The issue was ESMF was built with ESMF_COMM=mpiuni. This appears to have happended because the spack install spec wasn't quite right, but I didn't build ESMF myself so I can't be sure.

How do I check which ESMF_COMM my ESMF was built with?

The build-time value of ESMF_COMM is written to esmf.mk beside your ESMF libraries. You can see it with the following command

grep 'ESMF_COMM' $(spack location -i esmf)/lib/esmf.mk

or

grep 'ESMF_COMM' /path/to/ESMF/libraries/esmf.mk

Solution

Rebuild ESMF and make sure ESMF_COMM is set to the appropriate MPI flavor.

lizziel commented 4 years ago

Thanks @LiamBindle. Do you know if using mpiuni set mpi to automatically use one core per node? Does this implementation exist for some specific purpose?

LiamBindle commented 4 years ago

@lizziel According to this mpiuni is "a single-processor MPI-bypass library". I don't really understand what that means, but it seems to fit inline with what I was seeing (each process thinking they were root).

# INFORMATION SUPPLIED
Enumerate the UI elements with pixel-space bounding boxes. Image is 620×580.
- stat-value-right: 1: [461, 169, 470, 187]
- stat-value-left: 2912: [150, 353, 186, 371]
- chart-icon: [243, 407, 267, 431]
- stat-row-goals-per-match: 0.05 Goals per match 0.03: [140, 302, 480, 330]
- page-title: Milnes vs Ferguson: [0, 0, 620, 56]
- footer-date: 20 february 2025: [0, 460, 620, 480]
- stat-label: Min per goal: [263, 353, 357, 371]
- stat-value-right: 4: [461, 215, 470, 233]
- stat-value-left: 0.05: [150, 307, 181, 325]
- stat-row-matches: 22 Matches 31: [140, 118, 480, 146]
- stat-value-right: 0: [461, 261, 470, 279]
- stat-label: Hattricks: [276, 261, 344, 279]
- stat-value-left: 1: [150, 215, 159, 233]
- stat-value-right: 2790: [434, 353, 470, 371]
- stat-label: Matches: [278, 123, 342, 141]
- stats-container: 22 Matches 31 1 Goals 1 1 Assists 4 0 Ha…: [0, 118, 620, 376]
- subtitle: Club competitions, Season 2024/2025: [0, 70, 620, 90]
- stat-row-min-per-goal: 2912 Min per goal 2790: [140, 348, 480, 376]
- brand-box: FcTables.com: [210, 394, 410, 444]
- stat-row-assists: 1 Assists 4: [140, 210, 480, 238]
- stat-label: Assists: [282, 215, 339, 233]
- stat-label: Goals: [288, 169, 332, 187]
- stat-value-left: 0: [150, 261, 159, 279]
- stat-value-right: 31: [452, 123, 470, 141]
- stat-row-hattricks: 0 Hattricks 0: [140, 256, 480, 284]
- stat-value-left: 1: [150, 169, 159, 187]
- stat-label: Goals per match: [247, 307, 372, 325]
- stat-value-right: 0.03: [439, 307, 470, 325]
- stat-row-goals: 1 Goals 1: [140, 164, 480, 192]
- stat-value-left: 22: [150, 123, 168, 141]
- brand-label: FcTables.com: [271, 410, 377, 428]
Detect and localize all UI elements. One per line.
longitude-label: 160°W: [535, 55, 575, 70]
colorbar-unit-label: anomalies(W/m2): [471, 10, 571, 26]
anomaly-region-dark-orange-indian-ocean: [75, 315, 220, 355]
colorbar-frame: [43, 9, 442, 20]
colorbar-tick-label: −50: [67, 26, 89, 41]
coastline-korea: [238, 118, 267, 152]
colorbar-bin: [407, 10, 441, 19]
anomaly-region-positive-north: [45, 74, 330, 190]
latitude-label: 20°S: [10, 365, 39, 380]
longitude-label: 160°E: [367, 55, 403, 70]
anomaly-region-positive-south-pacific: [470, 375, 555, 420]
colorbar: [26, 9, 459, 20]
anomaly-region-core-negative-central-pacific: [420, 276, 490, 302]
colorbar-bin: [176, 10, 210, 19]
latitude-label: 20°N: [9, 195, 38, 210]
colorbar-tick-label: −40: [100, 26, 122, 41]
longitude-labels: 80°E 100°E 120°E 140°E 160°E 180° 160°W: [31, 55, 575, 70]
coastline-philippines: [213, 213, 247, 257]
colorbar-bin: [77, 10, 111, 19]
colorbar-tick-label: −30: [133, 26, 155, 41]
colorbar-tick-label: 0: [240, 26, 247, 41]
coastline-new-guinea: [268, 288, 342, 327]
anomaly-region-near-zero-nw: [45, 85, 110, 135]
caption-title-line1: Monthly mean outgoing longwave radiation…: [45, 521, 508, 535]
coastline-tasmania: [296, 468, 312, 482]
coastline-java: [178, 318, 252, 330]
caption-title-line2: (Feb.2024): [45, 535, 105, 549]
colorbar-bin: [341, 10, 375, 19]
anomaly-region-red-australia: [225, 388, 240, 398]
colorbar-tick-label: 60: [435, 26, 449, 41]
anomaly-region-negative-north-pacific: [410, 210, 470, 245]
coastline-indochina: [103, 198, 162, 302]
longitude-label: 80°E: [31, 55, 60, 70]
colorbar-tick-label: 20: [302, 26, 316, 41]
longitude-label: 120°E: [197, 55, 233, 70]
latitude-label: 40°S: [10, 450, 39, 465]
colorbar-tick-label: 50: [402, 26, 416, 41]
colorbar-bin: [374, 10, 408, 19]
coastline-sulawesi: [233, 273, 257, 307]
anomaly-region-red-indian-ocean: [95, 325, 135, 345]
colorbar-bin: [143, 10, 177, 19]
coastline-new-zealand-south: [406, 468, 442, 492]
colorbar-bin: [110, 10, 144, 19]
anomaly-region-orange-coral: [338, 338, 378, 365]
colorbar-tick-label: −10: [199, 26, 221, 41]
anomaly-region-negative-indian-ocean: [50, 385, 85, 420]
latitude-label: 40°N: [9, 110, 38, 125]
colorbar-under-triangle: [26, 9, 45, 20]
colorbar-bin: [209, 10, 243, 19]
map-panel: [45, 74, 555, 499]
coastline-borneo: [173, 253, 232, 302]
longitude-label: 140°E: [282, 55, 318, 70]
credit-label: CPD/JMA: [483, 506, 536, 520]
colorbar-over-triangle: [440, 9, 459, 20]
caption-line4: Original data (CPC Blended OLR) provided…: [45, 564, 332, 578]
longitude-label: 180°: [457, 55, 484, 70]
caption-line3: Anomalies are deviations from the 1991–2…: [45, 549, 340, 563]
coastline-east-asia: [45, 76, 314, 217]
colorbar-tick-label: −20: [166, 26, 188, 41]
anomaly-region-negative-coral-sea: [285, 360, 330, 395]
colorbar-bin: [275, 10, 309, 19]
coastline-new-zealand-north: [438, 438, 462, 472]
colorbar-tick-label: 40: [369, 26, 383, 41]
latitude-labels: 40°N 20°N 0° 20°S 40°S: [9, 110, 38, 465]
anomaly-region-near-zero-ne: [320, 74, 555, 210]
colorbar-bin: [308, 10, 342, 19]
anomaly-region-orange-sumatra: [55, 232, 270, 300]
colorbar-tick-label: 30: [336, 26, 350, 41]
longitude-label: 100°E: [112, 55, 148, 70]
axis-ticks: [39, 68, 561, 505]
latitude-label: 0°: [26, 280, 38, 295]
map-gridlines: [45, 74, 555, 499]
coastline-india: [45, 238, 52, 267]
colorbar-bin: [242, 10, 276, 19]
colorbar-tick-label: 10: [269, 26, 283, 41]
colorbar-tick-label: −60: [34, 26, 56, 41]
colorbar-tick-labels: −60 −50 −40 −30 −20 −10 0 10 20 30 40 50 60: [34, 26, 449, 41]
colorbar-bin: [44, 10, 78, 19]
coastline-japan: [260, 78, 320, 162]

# EXERCISE SET
(1) List every sentence in the ESMF build thread that ends with a question mark.
(2) Extend the ESMF build thread past its final comment.

# FINAL RESULTS
(1)
- How do I check which ESMF_COMM my ESMF was built with?
- Do you know if using mpiuni set mpi to automatically use one core per node?
- Does this implementation exist for some specific purpose?

(2)
Actually, last night I just noticed ESMF_COMM wasn't "intelmpi", and I thought it should be, so I rebuilt ESMF and it fixed my problem. I tried to generalize this issue for the purpose of the issue archive. This issue is really "ESMF was built with the wrong ESMF_COMM" and isn't because of a ESMF + Intel MPI compatibility problem.

Here is the part of spack that sets ESMF_COMM. It looks like ESMF_COMM=intelmpi iff +mpi and ^intel-parallel-studio+mpi is in the spack install spec. Our compute1 sysadmin was having trouble getting spack to concretize this spec though, and ultimately opted to build ESMF manually rather than with spack. I suspect someone familiar with spack could advise on how to do this properly, but rebuilding ESMF manually was easy enough.